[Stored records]
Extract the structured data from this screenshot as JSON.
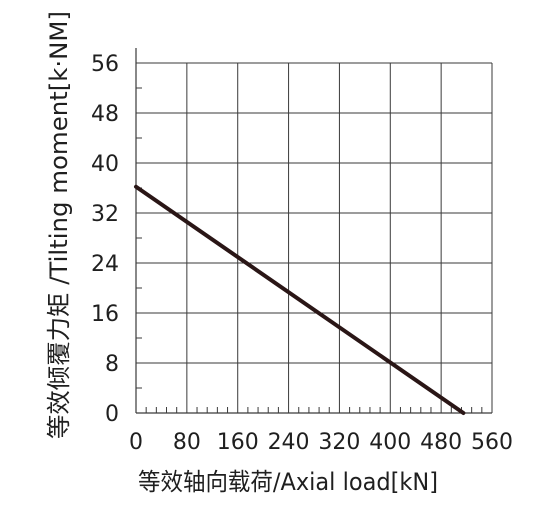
{
  "chart_data": {
    "type": "line",
    "title": "",
    "xlabel": "等效轴向载荷/Axial load[kN]",
    "ylabel": "等效倾覆力矩 /Tilting moment[k·NM]",
    "x_ticks": [
      "0",
      "80",
      "160",
      "240",
      "320",
      "400",
      "480",
      "560"
    ],
    "y_ticks": [
      "0",
      "8",
      "16",
      "24",
      "32",
      "40",
      "48",
      "56"
    ],
    "xlim": [
      0,
      560
    ],
    "ylim": [
      0,
      56
    ],
    "grid": true,
    "legend": "none",
    "series": [
      {
        "points": [
          {
            "x": 0,
            "y": 36.2
          },
          {
            "x": 515,
            "y": 0
          }
        ]
      }
    ],
    "colors": {
      "line": "#2a1616",
      "grid": "#3a3a3a",
      "text": "#1f1f1f",
      "background": "#ffffff"
    }
  }
}
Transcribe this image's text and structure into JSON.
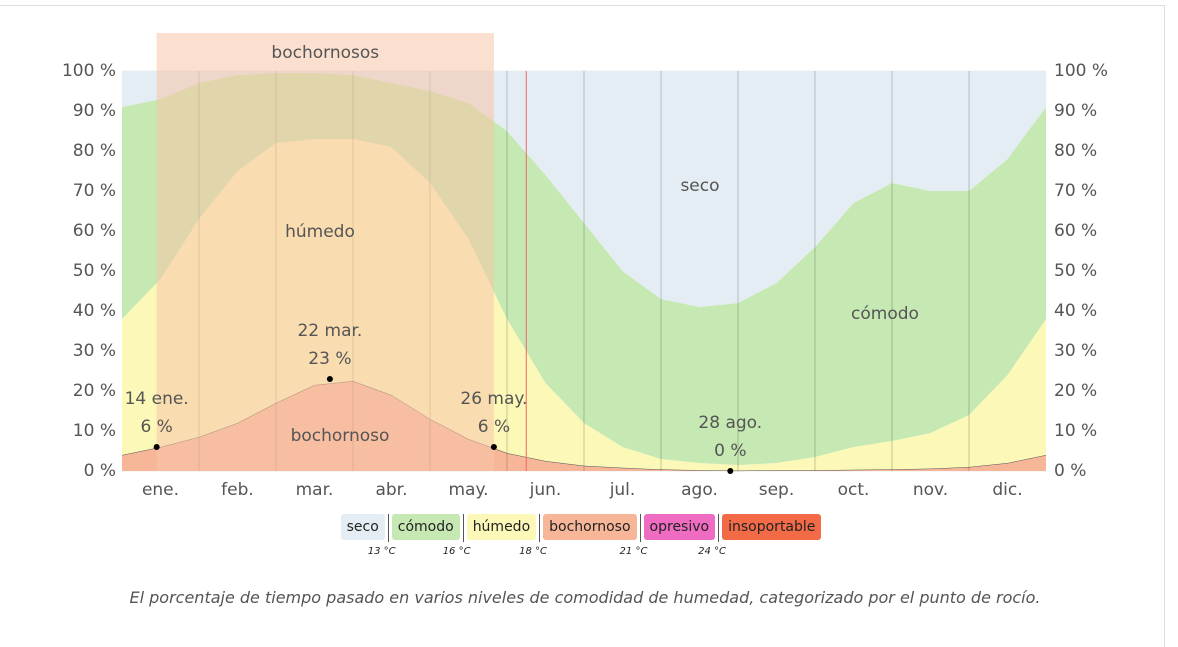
{
  "chart_data": {
    "type": "stacked_area",
    "x": [
      0,
      0.5,
      1,
      1.5,
      2,
      2.5,
      3,
      3.5,
      4,
      4.5,
      5,
      5.5,
      6,
      6.5,
      7,
      7.5,
      8,
      8.5,
      9,
      9.5,
      10,
      10.5,
      11,
      11.5,
      12
    ],
    "xlim": [
      0,
      12
    ],
    "xticks": [
      {
        "value": 0.5,
        "label": "ene."
      },
      {
        "value": 1.5,
        "label": "feb."
      },
      {
        "value": 2.5,
        "label": "mar."
      },
      {
        "value": 3.5,
        "label": "abr."
      },
      {
        "value": 4.5,
        "label": "may."
      },
      {
        "value": 5.5,
        "label": "jun."
      },
      {
        "value": 6.5,
        "label": "jul."
      },
      {
        "value": 7.5,
        "label": "ago."
      },
      {
        "value": 8.5,
        "label": "sep."
      },
      {
        "value": 9.5,
        "label": "oct."
      },
      {
        "value": 10.5,
        "label": "nov."
      },
      {
        "value": 11.5,
        "label": "dic."
      }
    ],
    "xgrid": [
      1,
      2,
      3,
      4,
      5,
      6,
      7,
      8,
      9,
      10,
      11
    ],
    "ylim": [
      0,
      100
    ],
    "yticks": [
      {
        "value": 0,
        "label": "0 %"
      },
      {
        "value": 10,
        "label": "10 %"
      },
      {
        "value": 20,
        "label": "20 %"
      },
      {
        "value": 30,
        "label": "30 %"
      },
      {
        "value": 40,
        "label": "40 %"
      },
      {
        "value": 50,
        "label": "50 %"
      },
      {
        "value": 60,
        "label": "60 %"
      },
      {
        "value": 70,
        "label": "70 %"
      },
      {
        "value": 80,
        "label": "80 %"
      },
      {
        "value": 90,
        "label": "90 %"
      },
      {
        "value": 100,
        "label": "100 %"
      }
    ],
    "series": [
      {
        "name": "bochornoso",
        "color": "#f8b699",
        "values": [
          4,
          6,
          8.5,
          12,
          17,
          21.5,
          22.5,
          19,
          13,
          8,
          4.5,
          2.5,
          1.3,
          0.8,
          0.4,
          0.2,
          0.1,
          0.2,
          0.2,
          0.3,
          0.4,
          0.6,
          1,
          2,
          4
        ]
      },
      {
        "name": "húmedo",
        "color": "#fbf8b8",
        "values": [
          34,
          42,
          54.5,
          63,
          65,
          61.5,
          60.5,
          62,
          59,
          50,
          33.5,
          19.5,
          10.7,
          5.2,
          2.6,
          1.8,
          1.4,
          1.8,
          3.3,
          5.7,
          7.1,
          8.9,
          13,
          22,
          34
        ]
      },
      {
        "name": "cómodo",
        "color": "#c6e8b2",
        "values": [
          53,
          45,
          34,
          24,
          17.5,
          16.5,
          16,
          16,
          23,
          34,
          47,
          52,
          50,
          44,
          40,
          39,
          40.5,
          45,
          52.5,
          61,
          64.5,
          60.5,
          56,
          54,
          53
        ]
      },
      {
        "name": "seco",
        "color": "#e3edf3",
        "values": [
          9,
          7,
          3,
          1,
          0.5,
          0.5,
          1,
          3,
          5,
          8,
          15,
          26,
          38,
          50,
          57,
          59,
          58,
          53,
          44,
          33,
          28,
          30,
          30,
          22,
          9
        ]
      }
    ],
    "area_labels": [
      "seco",
      "cómodo",
      "húmedo",
      "bochornoso"
    ],
    "highlight": {
      "label": "bochornosos",
      "x": [
        0.45,
        4.83
      ],
      "color": "rgba(248,196,168,0.55)"
    },
    "today_x": 5.25,
    "annotations": [
      {
        "x": 0.45,
        "value": 6,
        "date": "14 ene.",
        "label": "6 %"
      },
      {
        "x": 2.7,
        "value": 23,
        "date": "22 mar.",
        "label": "23 %"
      },
      {
        "x": 4.83,
        "value": 6,
        "date": "26 may.",
        "label": "6 %"
      },
      {
        "x": 7.9,
        "value": 0,
        "date": "28 ago.",
        "label": "0 %"
      }
    ],
    "extra_legend": [
      {
        "name": "opresivo",
        "color": "#f06bc2"
      },
      {
        "name": "insoportable",
        "color": "#f36b46"
      }
    ],
    "thresholds": [
      "13 °C",
      "16 °C",
      "18 °C",
      "21 °C",
      "24 °C"
    ],
    "caption": "El porcentaje de tiempo pasado en varios niveles de comodidad de humedad, categorizado por el punto de rocío."
  }
}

■ **WHAT YOU HAVE TO DO**
Copy out all the data exactly; skip the pictures.

■ **SOLVED EXERCISE**
Extract the structured data from this screenshot as JSON.
{
  "chart_data": {
    "type": "line",
    "title": "",
    "xlabel": "等效轴向载荷/Axial load[kN]",
    "ylabel": "等效倾覆力矩 /Tilting moment[k·NM]",
    "x_ticks": [
      "0",
      "80",
      "160",
      "240",
      "320",
      "400",
      "480",
      "560"
    ],
    "y_ticks": [
      "0",
      "8",
      "16",
      "24",
      "32",
      "40",
      "48",
      "56"
    ],
    "xlim": [
      0,
      560
    ],
    "ylim": [
      0,
      56
    ],
    "grid": true,
    "legend": "none",
    "series": [
      {
        "points": [
          {
            "x": 0,
            "y": 36.2
          },
          {
            "x": 515,
            "y": 0
          }
        ]
      }
    ],
    "colors": {
      "line": "#2a1616",
      "grid": "#3a3a3a",
      "text": "#1f1f1f",
      "background": "#ffffff"
    }
  }
}
Transcribe this image's text and structure into JSON.
{
  "chart_data": {
    "type": "stacked_area",
    "x": [
      0,
      0.5,
      1,
      1.5,
      2,
      2.5,
      3,
      3.5,
      4,
      4.5,
      5,
      5.5,
      6,
      6.5,
      7,
      7.5,
      8,
      8.5,
      9,
      9.5,
      10,
      10.5,
      11,
      11.5,
      12
    ],
    "xlim": [
      0,
      12
    ],
    "xticks": [
      {
        "value": 0.5,
        "label": "ene."
      },
      {
        "value": 1.5,
        "label": "feb."
      },
      {
        "value": 2.5,
        "label": "mar."
      },
      {
        "value": 3.5,
        "label": "abr."
      },
      {
        "value": 4.5,
        "label": "may."
      },
      {
        "value": 5.5,
        "label": "jun."
      },
      {
        "value": 6.5,
        "label": "jul."
      },
      {
        "value": 7.5,
        "label": "ago."
      },
      {
        "value": 8.5,
        "label": "sep."
      },
      {
        "value": 9.5,
        "label": "oct."
      },
      {
        "value": 10.5,
        "label": "nov."
      },
      {
        "value": 11.5,
        "label": "dic."
      }
    ],
    "xgrid": [
      1,
      2,
      3,
      4,
      5,
      6,
      7,
      8,
      9,
      10,
      11
    ],
    "ylim": [
      0,
      100
    ],
    "yticks": [
      {
        "value": 0,
        "label": "0 %"
      },
      {
        "value": 10,
        "label": "10 %"
      },
      {
        "value": 20,
        "label": "20 %"
      },
      {
        "value": 30,
        "label": "30 %"
      },
      {
        "value": 40,
        "label": "40 %"
      },
      {
        "value": 50,
        "label": "50 %"
      },
      {
        "value": 60,
        "label": "60 %"
      },
      {
        "value": 70,
        "label": "70 %"
      },
      {
        "value": 80,
        "label": "80 %"
      },
      {
        "value": 90,
        "label": "90 %"
      },
      {
        "value": 100,
        "label": "100 %"
      }
    ],
    "series": [
      {
        "name": "bochornoso",
        "color": "#f8b699",
        "values": [
          4,
          6,
          8.5,
          12,
          17,
          21.5,
          22.5,
          19,
          13,
          8,
          4.5,
          2.5,
          1.3,
          0.8,
          0.4,
          0.2,
          0.1,
          0.2,
          0.2,
          0.3,
          0.4,
          0.6,
          1,
          2,
          4
        ]
      },
      {
        "name": "húmedo",
        "color": "#fbf8b8",
        "values": [
          34,
          42,
          54.5,
          63,
          65,
          61.5,
          60.5,
          62,
          59,
          50,
          33.5,
          19.5,
          10.7,
          5.2,
          2.6,
          1.8,
          1.4,
          1.8,
          3.3,
          5.7,
          7.1,
          8.9,
          13,
          22,
          34
        ]
      },
      {
        "name": "cómodo",
        "color": "#c6e8b2",
        "values": [
          53,
          45,
          34,
          24,
          17.5,
          16.5,
          16,
          16,
          23,
          34,
          47,
          52,
          50,
          44,
          40,
          39,
          40.5,
          45,
          52.5,
          61,
          64.5,
          60.5,
          56,
          54,
          53
        ]
      },
      {
        "name": "seco",
        "color": "#e3edf3",
        "values": [
          9,
          7,
          3,
          1,
          0.5,
          0.5,
          1,
          3,
          5,
          8,
          15,
          26,
          38,
          50,
          57,
          59,
          58,
          53,
          44,
          33,
          28,
          30,
          30,
          22,
          9
        ]
      }
    ],
    "area_labels": [
      "seco",
      "cómodo",
      "húmedo",
      "bochornoso"
    ],
    "highlight": {
      "label": "bochornosos",
      "x": [
        0.45,
        4.83
      ],
      "color": "rgba(248,196,168,0.55)"
    },
    "today_x": 5.25,
    "annotations": [
      {
        "x": 0.45,
        "value": 6,
        "date": "14 ene.",
        "label": "6 %"
      },
      {
        "x": 2.7,
        "value": 23,
        "date": "22 mar.",
        "label": "23 %"
      },
      {
        "x": 4.83,
        "value": 6,
        "date": "26 may.",
        "label": "6 %"
      },
      {
        "x": 7.9,
        "value": 0,
        "date": "28 ago.",
        "label": "0 %"
      }
    ],
    "extra_legend": [
      {
        "name": "opresivo",
        "color": "#f06bc2"
      },
      {
        "name": "insoportable",
        "color": "#f36b46"
      }
    ],
    "thresholds": [
      "13 °C",
      "16 °C",
      "18 °C",
      "21 °C",
      "24 °C"
    ],
    "caption": "El porcentaje de tiempo pasado en varios niveles de comodidad de humedad, categorizado por el punto de rocío."
  }
}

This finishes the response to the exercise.